** start of Provided data **

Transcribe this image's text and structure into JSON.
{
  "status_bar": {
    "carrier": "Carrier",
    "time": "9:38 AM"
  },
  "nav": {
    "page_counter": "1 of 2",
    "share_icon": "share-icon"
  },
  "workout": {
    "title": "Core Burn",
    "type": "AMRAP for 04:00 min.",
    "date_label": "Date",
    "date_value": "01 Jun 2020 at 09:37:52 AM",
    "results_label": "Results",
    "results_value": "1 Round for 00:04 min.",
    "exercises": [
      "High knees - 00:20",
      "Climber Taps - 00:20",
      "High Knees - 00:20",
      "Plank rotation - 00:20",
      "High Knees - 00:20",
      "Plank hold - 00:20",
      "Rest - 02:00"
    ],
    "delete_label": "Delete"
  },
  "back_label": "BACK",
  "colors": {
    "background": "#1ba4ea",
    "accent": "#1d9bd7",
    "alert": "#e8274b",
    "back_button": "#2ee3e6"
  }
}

** end of Provided data **

- _Direction_:
Emit the records above again, exactly, with no line skipped.

- _Solution to this problem_:
Transcribe this image's text and structure into JSON.
{
  "status_bar": {
    "carrier": "Carrier",
    "time": "9:38 AM"
  },
  "nav": {
    "page_counter": "1 of 2",
    "share_icon": "share-icon"
  },
  "workout": {
    "title": "Core Burn",
    "type": "AMRAP for 04:00 min.",
    "date_label": "Date",
    "date_value": "01 Jun 2020 at 09:37:52 AM",
    "results_label": "Results",
    "results_value": "1 Round for 00:04 min.",
    "exercises": [
      "High knees - 00:20",
      "Climber Taps - 00:20",
      "High Knees - 00:20",
      "Plank rotation - 00:20",
      "High Knees - 00:20",
      "Plank hold - 00:20",
      "Rest - 02:00"
    ],
    "delete_label": "Delete"
  },
  "back_label": "BACK",
  "colors": {
    "background": "#1ba4ea",
    "accent": "#1d9bd7",
    "alert": "#e8274b",
    "back_button": "#2ee3e6"
  }
}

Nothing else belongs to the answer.